Problem - Pick out every line below that contains the string "列车自动控制系统及其子系统的工作方式", with case counting, and copy each one.

Extracted records -
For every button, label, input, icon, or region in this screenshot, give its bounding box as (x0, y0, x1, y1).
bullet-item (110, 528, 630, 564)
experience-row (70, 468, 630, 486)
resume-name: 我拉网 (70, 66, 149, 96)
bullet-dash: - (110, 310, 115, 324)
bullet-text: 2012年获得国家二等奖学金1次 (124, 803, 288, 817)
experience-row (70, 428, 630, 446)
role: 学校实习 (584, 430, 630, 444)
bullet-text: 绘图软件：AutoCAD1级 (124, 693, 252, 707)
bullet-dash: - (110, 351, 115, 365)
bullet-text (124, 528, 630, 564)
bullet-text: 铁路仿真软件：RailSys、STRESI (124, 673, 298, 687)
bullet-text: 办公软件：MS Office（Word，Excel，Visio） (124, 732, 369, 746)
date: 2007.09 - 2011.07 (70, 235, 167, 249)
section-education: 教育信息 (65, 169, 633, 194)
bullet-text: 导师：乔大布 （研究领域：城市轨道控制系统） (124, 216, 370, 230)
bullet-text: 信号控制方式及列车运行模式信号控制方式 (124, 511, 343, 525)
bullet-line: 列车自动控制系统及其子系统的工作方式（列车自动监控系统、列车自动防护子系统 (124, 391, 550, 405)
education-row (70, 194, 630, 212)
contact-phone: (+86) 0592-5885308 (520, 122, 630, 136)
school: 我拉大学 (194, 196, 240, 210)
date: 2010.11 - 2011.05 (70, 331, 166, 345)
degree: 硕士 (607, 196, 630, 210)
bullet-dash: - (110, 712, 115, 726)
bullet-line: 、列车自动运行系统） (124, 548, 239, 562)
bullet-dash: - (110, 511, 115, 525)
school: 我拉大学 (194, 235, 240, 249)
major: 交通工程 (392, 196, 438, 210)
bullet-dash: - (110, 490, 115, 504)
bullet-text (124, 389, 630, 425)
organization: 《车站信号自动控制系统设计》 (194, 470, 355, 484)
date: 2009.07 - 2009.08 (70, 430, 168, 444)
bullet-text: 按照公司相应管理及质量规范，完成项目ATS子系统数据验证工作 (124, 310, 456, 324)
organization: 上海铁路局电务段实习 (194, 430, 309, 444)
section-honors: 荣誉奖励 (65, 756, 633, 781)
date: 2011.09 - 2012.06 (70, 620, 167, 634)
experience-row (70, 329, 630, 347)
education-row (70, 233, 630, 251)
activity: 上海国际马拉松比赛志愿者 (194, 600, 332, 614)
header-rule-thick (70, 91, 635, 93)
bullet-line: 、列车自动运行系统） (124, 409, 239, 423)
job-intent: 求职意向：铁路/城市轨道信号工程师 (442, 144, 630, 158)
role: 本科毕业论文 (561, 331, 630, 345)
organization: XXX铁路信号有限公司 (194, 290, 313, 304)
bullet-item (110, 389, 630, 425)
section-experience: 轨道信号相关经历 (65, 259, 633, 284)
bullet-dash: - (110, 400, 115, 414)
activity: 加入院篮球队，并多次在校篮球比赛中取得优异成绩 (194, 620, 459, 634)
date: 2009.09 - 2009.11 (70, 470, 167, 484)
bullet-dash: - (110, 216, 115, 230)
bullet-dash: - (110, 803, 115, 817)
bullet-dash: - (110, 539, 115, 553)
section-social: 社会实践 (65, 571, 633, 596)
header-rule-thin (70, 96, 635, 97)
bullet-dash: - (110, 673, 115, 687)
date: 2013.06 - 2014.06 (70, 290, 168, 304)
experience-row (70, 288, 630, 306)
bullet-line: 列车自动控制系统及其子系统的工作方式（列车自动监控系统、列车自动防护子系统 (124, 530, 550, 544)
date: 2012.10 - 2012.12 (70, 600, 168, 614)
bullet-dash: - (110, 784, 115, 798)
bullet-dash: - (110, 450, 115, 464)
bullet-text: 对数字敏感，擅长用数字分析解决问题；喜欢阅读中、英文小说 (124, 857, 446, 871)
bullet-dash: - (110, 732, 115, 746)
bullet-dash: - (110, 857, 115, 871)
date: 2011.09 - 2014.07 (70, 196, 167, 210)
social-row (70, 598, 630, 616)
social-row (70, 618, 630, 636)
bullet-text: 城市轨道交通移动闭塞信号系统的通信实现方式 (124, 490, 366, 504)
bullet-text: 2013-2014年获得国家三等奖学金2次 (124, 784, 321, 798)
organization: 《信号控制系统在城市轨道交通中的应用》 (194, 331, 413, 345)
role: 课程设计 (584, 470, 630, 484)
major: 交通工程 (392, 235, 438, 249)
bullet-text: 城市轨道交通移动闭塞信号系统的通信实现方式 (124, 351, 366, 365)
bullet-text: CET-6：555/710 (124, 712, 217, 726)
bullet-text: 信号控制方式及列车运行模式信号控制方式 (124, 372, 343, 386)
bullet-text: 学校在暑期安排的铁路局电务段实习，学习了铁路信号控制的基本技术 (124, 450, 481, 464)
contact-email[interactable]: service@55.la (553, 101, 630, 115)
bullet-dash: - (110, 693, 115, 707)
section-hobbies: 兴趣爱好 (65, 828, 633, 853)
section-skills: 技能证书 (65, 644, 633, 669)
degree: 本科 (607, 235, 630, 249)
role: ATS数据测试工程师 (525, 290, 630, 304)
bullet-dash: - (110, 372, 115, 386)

Result -
bullet-line: 列车自动控制系统及其子系统的工作方式（列车自动监控系统、列车自动防护子系统 (124, 391, 550, 405)
bullet-line: 列车自动控制系统及其子系统的工作方式（列车自动监控系统、列车自动防护子系统 (124, 530, 550, 544)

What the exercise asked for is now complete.